- STATED EXERCISE
Every record below should be printed exactly as it appears.

- WORKING DATA
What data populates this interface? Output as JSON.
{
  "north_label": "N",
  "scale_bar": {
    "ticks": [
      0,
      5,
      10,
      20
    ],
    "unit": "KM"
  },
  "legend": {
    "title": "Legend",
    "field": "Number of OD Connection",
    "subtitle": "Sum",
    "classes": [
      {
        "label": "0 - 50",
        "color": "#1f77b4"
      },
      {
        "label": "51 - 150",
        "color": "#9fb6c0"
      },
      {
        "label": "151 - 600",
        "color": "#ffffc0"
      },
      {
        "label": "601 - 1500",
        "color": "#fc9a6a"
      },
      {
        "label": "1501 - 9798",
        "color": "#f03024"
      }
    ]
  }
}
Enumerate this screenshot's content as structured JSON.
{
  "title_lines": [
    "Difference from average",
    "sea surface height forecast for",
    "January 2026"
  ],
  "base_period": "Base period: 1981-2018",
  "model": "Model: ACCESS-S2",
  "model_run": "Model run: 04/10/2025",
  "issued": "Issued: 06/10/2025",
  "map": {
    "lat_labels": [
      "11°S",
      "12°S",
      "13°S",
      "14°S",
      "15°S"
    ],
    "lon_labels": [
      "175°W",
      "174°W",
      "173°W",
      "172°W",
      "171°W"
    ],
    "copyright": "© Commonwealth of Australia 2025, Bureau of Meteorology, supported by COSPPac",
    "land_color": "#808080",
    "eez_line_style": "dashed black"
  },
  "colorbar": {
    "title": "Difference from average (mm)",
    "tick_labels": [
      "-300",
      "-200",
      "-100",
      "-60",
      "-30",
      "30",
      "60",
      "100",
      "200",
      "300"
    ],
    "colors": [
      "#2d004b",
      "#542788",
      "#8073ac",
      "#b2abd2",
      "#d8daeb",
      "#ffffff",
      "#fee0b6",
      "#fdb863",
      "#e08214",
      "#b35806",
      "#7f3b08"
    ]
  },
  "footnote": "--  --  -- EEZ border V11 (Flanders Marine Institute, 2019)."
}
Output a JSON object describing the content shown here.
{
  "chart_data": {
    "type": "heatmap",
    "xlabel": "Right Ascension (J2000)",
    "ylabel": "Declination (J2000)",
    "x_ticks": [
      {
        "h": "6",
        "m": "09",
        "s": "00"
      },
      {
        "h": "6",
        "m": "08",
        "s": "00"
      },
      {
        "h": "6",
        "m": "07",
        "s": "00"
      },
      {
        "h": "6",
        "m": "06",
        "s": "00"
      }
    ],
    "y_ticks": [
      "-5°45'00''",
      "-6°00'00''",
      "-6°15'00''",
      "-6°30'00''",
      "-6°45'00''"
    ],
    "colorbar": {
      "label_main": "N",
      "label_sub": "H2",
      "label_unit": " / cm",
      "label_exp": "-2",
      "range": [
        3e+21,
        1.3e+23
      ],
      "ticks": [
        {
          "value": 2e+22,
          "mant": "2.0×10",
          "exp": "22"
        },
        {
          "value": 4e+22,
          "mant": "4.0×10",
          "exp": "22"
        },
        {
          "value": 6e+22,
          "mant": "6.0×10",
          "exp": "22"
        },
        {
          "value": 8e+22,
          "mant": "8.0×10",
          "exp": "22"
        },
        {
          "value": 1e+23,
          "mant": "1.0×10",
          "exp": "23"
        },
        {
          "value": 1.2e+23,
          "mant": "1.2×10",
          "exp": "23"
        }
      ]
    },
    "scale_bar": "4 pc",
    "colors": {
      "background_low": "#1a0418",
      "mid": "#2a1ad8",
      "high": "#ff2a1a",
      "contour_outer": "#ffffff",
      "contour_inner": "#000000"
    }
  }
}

- SOLUTION FOR THIS EXERCISE
What data populates this interface? Output as JSON.
{
  "north_label": "N",
  "scale_bar": {
    "ticks": [
      0,
      5,
      10,
      20
    ],
    "unit": "KM"
  },
  "legend": {
    "title": "Legend",
    "field": "Number of OD Connection",
    "subtitle": "Sum",
    "classes": [
      {
        "label": "0 - 50",
        "color": "#1f77b4"
      },
      {
        "label": "51 - 150",
        "color": "#9fb6c0"
      },
      {
        "label": "151 - 600",
        "color": "#ffffc0"
      },
      {
        "label": "601 - 1500",
        "color": "#fc9a6a"
      },
      {
        "label": "1501 - 9798",
        "color": "#f03024"
      }
    ]
  }
}
Enumerate this screenshot's content as structured JSON.
{
  "title_lines": [
    "Difference from average",
    "sea surface height forecast for",
    "January 2026"
  ],
  "base_period": "Base period: 1981-2018",
  "model": "Model: ACCESS-S2",
  "model_run": "Model run: 04/10/2025",
  "issued": "Issued: 06/10/2025",
  "map": {
    "lat_labels": [
      "11°S",
      "12°S",
      "13°S",
      "14°S",
      "15°S"
    ],
    "lon_labels": [
      "175°W",
      "174°W",
      "173°W",
      "172°W",
      "171°W"
    ],
    "copyright": "© Commonwealth of Australia 2025, Bureau of Meteorology, supported by COSPPac",
    "land_color": "#808080",
    "eez_line_style": "dashed black"
  },
  "colorbar": {
    "title": "Difference from average (mm)",
    "tick_labels": [
      "-300",
      "-200",
      "-100",
      "-60",
      "-30",
      "30",
      "60",
      "100",
      "200",
      "300"
    ],
    "colors": [
      "#2d004b",
      "#542788",
      "#8073ac",
      "#b2abd2",
      "#d8daeb",
      "#ffffff",
      "#fee0b6",
      "#fdb863",
      "#e08214",
      "#b35806",
      "#7f3b08"
    ]
  },
  "footnote": "--  --  -- EEZ border V11 (Flanders Marine Institute, 2019)."
}
Output a JSON object describing the content shown here.
{
  "chart_data": {
    "type": "heatmap",
    "xlabel": "Right Ascension (J2000)",
    "ylabel": "Declination (J2000)",
    "x_ticks": [
      {
        "h": "6",
        "m": "09",
        "s": "00"
      },
      {
        "h": "6",
        "m": "08",
        "s": "00"
      },
      {
        "h": "6",
        "m": "07",
        "s": "00"
      },
      {
        "h": "6",
        "m": "06",
        "s": "00"
      }
    ],
    "y_ticks": [
      "-5°45'00''",
      "-6°00'00''",
      "-6°15'00''",
      "-6°30'00''",
      "-6°45'00''"
    ],
    "colorbar": {
      "label_main": "N",
      "label_sub": "H2",
      "label_unit": " / cm",
      "label_exp": "-2",
      "range": [
        3e+21,
        1.3e+23
      ],
      "ticks": [
        {
          "value": 2e+22,
          "mant": "2.0×10",
          "exp": "22"
        },
        {
          "value": 4e+22,
          "mant": "4.0×10",
          "exp": "22"
        },
        {
          "value": 6e+22,
          "mant": "6.0×10",
          "exp": "22"
        },
        {
          "value": 8e+22,
          "mant": "8.0×10",
          "exp": "22"
        },
        {
          "value": 1e+23,
          "mant": "1.0×10",
          "exp": "23"
        },
        {
          "value": 1.2e+23,
          "mant": "1.2×10",
          "exp": "23"
        }
      ]
    },
    "scale_bar": "4 pc",
    "colors": {
      "background_low": "#1a0418",
      "mid": "#2a1ad8",
      "high": "#ff2a1a",
      "contour_outer": "#ffffff",
      "contour_inner": "#000000"
    }
  }
}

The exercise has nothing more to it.